[PROBLEM TO SOLVE]
Repeat the entries exactly as they appear.

[GIVEN INFORMATION]

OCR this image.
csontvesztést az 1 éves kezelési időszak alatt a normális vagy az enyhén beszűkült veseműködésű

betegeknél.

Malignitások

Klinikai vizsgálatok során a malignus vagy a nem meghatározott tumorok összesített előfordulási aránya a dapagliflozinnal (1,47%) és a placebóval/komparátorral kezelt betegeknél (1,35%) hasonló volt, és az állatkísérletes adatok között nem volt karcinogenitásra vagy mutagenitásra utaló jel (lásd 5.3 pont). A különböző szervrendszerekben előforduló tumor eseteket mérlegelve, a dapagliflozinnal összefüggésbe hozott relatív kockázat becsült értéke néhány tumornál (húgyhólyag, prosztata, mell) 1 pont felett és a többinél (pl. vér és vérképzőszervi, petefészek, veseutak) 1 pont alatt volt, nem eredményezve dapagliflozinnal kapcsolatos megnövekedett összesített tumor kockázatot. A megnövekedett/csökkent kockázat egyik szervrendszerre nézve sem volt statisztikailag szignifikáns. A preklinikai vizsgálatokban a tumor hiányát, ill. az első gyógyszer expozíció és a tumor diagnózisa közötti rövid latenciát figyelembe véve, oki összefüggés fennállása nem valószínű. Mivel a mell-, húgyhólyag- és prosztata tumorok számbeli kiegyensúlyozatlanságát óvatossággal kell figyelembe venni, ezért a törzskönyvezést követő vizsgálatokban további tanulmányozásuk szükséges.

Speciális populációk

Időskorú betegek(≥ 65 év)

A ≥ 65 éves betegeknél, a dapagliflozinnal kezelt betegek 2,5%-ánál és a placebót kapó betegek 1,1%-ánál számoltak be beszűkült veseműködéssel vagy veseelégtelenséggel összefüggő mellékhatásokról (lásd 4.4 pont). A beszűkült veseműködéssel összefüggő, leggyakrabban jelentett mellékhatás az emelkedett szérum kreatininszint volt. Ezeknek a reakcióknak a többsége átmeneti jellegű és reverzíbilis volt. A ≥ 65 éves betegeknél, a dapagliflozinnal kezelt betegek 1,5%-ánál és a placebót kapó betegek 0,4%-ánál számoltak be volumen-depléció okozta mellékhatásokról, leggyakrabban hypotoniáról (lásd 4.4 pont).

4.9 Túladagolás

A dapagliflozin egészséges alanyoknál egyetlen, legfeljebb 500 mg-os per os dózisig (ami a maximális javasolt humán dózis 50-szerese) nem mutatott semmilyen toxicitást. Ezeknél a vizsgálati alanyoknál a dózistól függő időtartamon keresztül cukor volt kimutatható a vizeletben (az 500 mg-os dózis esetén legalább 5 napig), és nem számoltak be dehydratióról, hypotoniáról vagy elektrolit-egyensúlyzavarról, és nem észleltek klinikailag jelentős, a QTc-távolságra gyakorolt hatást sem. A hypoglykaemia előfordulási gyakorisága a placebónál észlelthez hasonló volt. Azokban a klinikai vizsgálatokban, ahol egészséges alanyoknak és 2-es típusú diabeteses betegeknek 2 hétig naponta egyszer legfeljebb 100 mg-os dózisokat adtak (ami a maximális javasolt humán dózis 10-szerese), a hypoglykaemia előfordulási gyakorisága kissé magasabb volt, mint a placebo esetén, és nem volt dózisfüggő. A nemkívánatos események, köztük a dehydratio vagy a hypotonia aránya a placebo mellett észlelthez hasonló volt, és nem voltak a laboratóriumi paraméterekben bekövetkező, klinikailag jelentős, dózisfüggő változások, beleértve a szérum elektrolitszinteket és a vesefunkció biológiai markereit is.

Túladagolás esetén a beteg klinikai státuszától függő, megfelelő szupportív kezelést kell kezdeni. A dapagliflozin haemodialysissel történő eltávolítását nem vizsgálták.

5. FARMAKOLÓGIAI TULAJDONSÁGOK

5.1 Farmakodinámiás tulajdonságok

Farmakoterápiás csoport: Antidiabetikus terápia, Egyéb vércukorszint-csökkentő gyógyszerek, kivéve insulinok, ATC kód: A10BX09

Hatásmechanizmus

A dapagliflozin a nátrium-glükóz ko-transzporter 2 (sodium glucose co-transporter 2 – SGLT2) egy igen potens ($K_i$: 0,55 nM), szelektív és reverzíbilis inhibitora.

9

[ANSWER TO THIS TASK]
OCR this image.
csontvesztést az 1 éves kezelési időszak alatt a normális vagy az enyhén beszűkült veseműködésű

betegeknél.

Malignitások

Klinikai vizsgálatok során a malignus vagy a nem meghatározott tumorok összesített előfordulási aránya a dapagliflozinnal (1,47%) és a placebóval/komparátorral kezelt betegeknél (1,35%) hasonló volt, és az állatkísérletes adatok között nem volt karcinogenitásra vagy mutagenitásra utaló jel (lásd 5.3 pont). A különböző szervrendszerekben előforduló tumor eseteket mérlegelve, a dapagliflozinnal összefüggésbe hozott relatív kockázat becsült értéke néhány tumornál (húgyhólyag, prosztata, mell) 1 pont felett és a többinél (pl. vér és vérképzőszervi, petefészek, veseutak) 1 pont alatt volt, nem eredményezve dapagliflozinnal kapcsolatos megnövekedett összesített tumor kockázatot. A megnövekedett/csökkent kockázat egyik szervrendszerre nézve sem volt statisztikailag szignifikáns. A preklinikai vizsgálatokban a tumor hiányát, ill. az első gyógyszer expozíció és a tumor diagnózisa közötti rövid latenciát figyelembe véve, oki összefüggés fennállása nem valószínű. Mivel a mell-, húgyhólyag- és prosztata tumorok számbeli kiegyensúlyozatlanságát óvatossággal kell figyelembe venni, ezért a törzskönyvezést követő vizsgálatokban további tanulmányozásuk szükséges.

Speciális populációk

Időskorú betegek(≥ 65 év)

A ≥ 65 éves betegeknél, a dapagliflozinnal kezelt betegek 2,5%-ánál és a placebót kapó betegek 1,1%-ánál számoltak be beszűkült veseműködéssel vagy veseelégtelenséggel összefüggő mellékhatásokról (lásd 4.4 pont). A beszűkült veseműködéssel összefüggő, leggyakrabban jelentett mellékhatás az emelkedett szérum kreatininszint volt. Ezeknek a reakcióknak a többsége átmeneti jellegű és reverzíbilis volt. A ≥ 65 éves betegeknél, a dapagliflozinnal kezelt betegek 1,5%-ánál és a placebót kapó betegek 0,4%-ánál számoltak be volumen-depléció okozta mellékhatásokról, leggyakrabban hypotoniáról (lásd 4.4 pont).

4.9 Túladagolás

A dapagliflozin egészséges alanyoknál egyetlen, legfeljebb 500 mg-os per os dózisig (ami a maximális javasolt humán dózis 50-szerese) nem mutatott semmilyen toxicitást. Ezeknél a vizsgálati alanyoknál a dózistól függő időtartamon keresztül cukor volt kimutatható a vizeletben (az 500 mg-os dózis esetén legalább 5 napig), és nem számoltak be dehydratióról, hypotoniáról vagy elektrolit-egyensúlyzavarról, és nem észleltek klinikailag jelentős, a QTc-távolságra gyakorolt hatást sem. A hypoglykaemia előfordulási gyakorisága a placebónál észlelthez hasonló volt. Azokban a klinikai vizsgálatokban, ahol egészséges alanyoknak és 2-es típusú diabeteses betegeknek 2 hétig naponta egyszer legfeljebb 100 mg-os dózisokat adtak (ami a maximális javasolt humán dózis 10-szerese), a hypoglykaemia előfordulási gyakorisága kissé magasabb volt, mint a placebo esetén, és nem volt dózisfüggő. A nemkívánatos események, köztük a dehydratio vagy a hypotonia aránya a placebo mellett észlelthez hasonló volt, és nem voltak a laboratóriumi paraméterekben bekövetkező, klinikailag jelentős, dózisfüggő változások, beleértve a szérum elektrolitszinteket és a vesefunkció biológiai markereit is.

Túladagolás esetén a beteg klinikai státuszától függő, megfelelő szupportív kezelést kell kezdeni. A dapagliflozin haemodialysissel történő eltávolítását nem vizsgálták.

5. FARMAKOLÓGIAI TULAJDONSÁGOK

5.1 Farmakodinámiás tulajdonságok

Farmakoterápiás csoport: Antidiabetikus terápia, Egyéb vércukorszint-csökkentő gyógyszerek, kivéve insulinok, ATC kód: A10BX09

Hatásmechanizmus

A dapagliflozin a nátrium-glükóz ko-transzporter 2 (sodium glucose co-transporter 2 – SGLT2) egy igen potens ($K_i$: 0,55 nM), szelektív és reverzíbilis inhibitora.

9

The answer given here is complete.